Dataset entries
..............................
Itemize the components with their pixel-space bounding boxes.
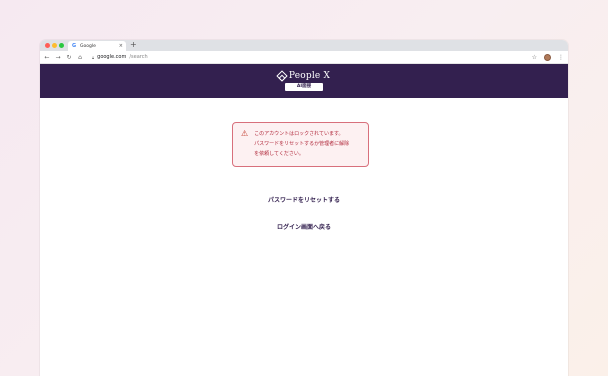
- alert-message: このアカウントはロックされています。 パスワードをリセットするか管理者に解除 を…: [254, 129, 349, 160]
- lock-icon: 🔒︎: [92, 54, 95, 60]
- app-header: People X AI面接: [40, 64, 568, 98]
- reload-icon[interactable]: ↻: [66, 51, 72, 64]
- back-arrow-icon[interactable]: ←: [44, 51, 50, 64]
- reset-password-link[interactable]: パスワードをリセットする: [40, 195, 568, 204]
- forward-arrow-icon[interactable]: →: [55, 51, 61, 64]
- new-tab-button[interactable]: +: [130, 40, 137, 50]
- brand-name: People X: [288, 71, 331, 81]
- diamond-logo-icon: [276, 70, 288, 82]
- back-to-login-link[interactable]: ログイン画面へ戻る: [40, 222, 568, 231]
- more-menu-icon[interactable]: ⋮: [558, 54, 564, 61]
- alert-line-3: を依頼してください。: [254, 151, 304, 157]
- ai-interview-badge: AI面接: [284, 83, 324, 91]
- close-window-button[interactable]: [45, 43, 50, 48]
- url-host: google.com: [97, 54, 127, 60]
- google-favicon-icon: G: [71, 43, 77, 49]
- url-path: /search: [129, 54, 148, 60]
- profile-avatar[interactable]: [544, 54, 551, 61]
- address-bar: ← → ↻ ⌂ 🔒︎ google.com/search ☆ ⋮: [40, 51, 568, 64]
- alert-line-1: このアカウントはロックされています。: [254, 131, 344, 137]
- tab-title: Google: [80, 43, 96, 49]
- account-locked-alert: ⚠ このアカウントはロックされています。 パスワードをリセットするか管理者に解除…: [232, 122, 369, 167]
- home-icon[interactable]: ⌂: [77, 51, 83, 64]
- minimize-window-button[interactable]: [52, 43, 57, 48]
- alert-line-2: パスワードをリセットするか管理者に解除: [254, 141, 350, 147]
- browser-tab[interactable]: G Google ×: [68, 41, 126, 51]
- bookmark-star-icon[interactable]: ☆: [532, 54, 537, 61]
- tab-bar: G Google × +: [40, 40, 568, 51]
- warning-triangle-icon: ⚠: [241, 129, 249, 138]
- brand-logo: People X: [276, 70, 331, 82]
- main-content: ⚠ このアカウントはロックされています。 パスワードをリセットするか管理者に解除…: [40, 98, 568, 376]
- browser-window: G Google × + ← → ↻ ⌂ 🔒︎ google.com/searc…: [40, 40, 568, 376]
- maximize-window-button[interactable]: [59, 43, 64, 48]
- url-field[interactable]: 🔒︎ google.com/search: [92, 54, 148, 60]
- tab-close-icon[interactable]: ×: [119, 43, 123, 49]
..............................
Aim of the task: Convert the records from the line with "- alert-message: このアカウントはロックされています。" up to and including the line with "- back-arrow-icon[interactable]: ←: [44, 51, 50, 64]" into a JSON list of strings, one string per line, leaving out any blank lines.

Exercise output:
[
  "- alert-message: このアカウントはロックされています。 パスワードをリセットするか管理者に解除 を…: [254, 129, 349, 160]",
  "- lock-icon: 🔒︎: [92, 54, 95, 60]",
  "- app-header: People X AI面接: [40, 64, 568, 98]",
  "- reload-icon[interactable]: ↻: [66, 51, 72, 64]",
  "- back-arrow-icon[interactable]: ←: [44, 51, 50, 64]"
]